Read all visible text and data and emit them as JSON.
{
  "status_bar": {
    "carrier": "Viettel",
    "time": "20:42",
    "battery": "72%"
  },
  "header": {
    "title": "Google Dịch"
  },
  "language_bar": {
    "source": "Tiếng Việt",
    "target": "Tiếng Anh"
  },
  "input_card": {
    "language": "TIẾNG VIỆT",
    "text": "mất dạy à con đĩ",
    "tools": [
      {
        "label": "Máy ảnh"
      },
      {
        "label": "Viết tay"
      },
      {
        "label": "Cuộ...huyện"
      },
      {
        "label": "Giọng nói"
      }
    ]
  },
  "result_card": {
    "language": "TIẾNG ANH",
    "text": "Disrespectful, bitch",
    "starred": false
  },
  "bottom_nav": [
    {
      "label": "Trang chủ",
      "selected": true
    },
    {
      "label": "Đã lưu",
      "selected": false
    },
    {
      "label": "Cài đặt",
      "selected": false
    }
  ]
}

-----

• **GIVEN EXERCISE**: From the records above, extract every entry verbatim.

• **EXERCISE OUTPUT**:
Read all visible text and data and emit them as JSON.
{
  "status_bar": {
    "carrier": "Viettel",
    "time": "20:42",
    "battery": "72%"
  },
  "header": {
    "title": "Google Dịch"
  },
  "language_bar": {
    "source": "Tiếng Việt",
    "target": "Tiếng Anh"
  },
  "input_card": {
    "language": "TIẾNG VIỆT",
    "text": "mất dạy à con đĩ",
    "tools": [
      {
        "label": "Máy ảnh"
      },
      {
        "label": "Viết tay"
      },
      {
        "label": "Cuộ...huyện"
      },
      {
        "label": "Giọng nói"
      }
    ]
  },
  "result_card": {
    "language": "TIẾNG ANH",
    "text": "Disrespectful, bitch",
    "starred": false
  },
  "bottom_nav": [
    {
      "label": "Trang chủ",
      "selected": true
    },
    {
      "label": "Đã lưu",
      "selected": false
    },
    {
      "label": "Cài đặt",
      "selected": false
    }
  ]
}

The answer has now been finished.